Exercise requirements: All records should be reproduced verbatim.

Provided information:

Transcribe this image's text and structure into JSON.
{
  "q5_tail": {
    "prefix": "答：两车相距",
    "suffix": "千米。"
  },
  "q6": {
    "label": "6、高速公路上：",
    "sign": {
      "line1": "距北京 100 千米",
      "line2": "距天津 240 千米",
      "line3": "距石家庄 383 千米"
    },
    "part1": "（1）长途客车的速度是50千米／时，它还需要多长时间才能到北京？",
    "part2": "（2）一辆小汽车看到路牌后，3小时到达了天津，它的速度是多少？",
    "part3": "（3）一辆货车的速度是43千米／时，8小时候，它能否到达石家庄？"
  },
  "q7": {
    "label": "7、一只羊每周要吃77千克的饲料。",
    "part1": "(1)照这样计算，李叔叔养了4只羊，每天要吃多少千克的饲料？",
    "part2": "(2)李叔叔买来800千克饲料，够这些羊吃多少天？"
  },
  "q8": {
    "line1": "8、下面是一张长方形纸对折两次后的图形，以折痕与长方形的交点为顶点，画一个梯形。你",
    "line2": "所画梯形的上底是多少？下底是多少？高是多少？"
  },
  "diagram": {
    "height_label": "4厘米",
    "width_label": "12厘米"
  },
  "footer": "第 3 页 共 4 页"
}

Reply to the task:
Transcribe this image's text and structure into JSON.
{
  "q5_tail": {
    "prefix": "答：两车相距",
    "suffix": "千米。"
  },
  "q6": {
    "label": "6、高速公路上：",
    "sign": {
      "line1": "距北京 100 千米",
      "line2": "距天津 240 千米",
      "line3": "距石家庄 383 千米"
    },
    "part1": "（1）长途客车的速度是50千米／时，它还需要多长时间才能到北京？",
    "part2": "（2）一辆小汽车看到路牌后，3小时到达了天津，它的速度是多少？",
    "part3": "（3）一辆货车的速度是43千米／时，8小时候，它能否到达石家庄？"
  },
  "q7": {
    "label": "7、一只羊每周要吃77千克的饲料。",
    "part1": "(1)照这样计算，李叔叔养了4只羊，每天要吃多少千克的饲料？",
    "part2": "(2)李叔叔买来800千克饲料，够这些羊吃多少天？"
  },
  "q8": {
    "line1": "8、下面是一张长方形纸对折两次后的图形，以折痕与长方形的交点为顶点，画一个梯形。你",
    "line2": "所画梯形的上底是多少？下底是多少？高是多少？"
  },
  "diagram": {
    "height_label": "4厘米",
    "width_label": "12厘米"
  },
  "footer": "第 3 页 共 4 页"
}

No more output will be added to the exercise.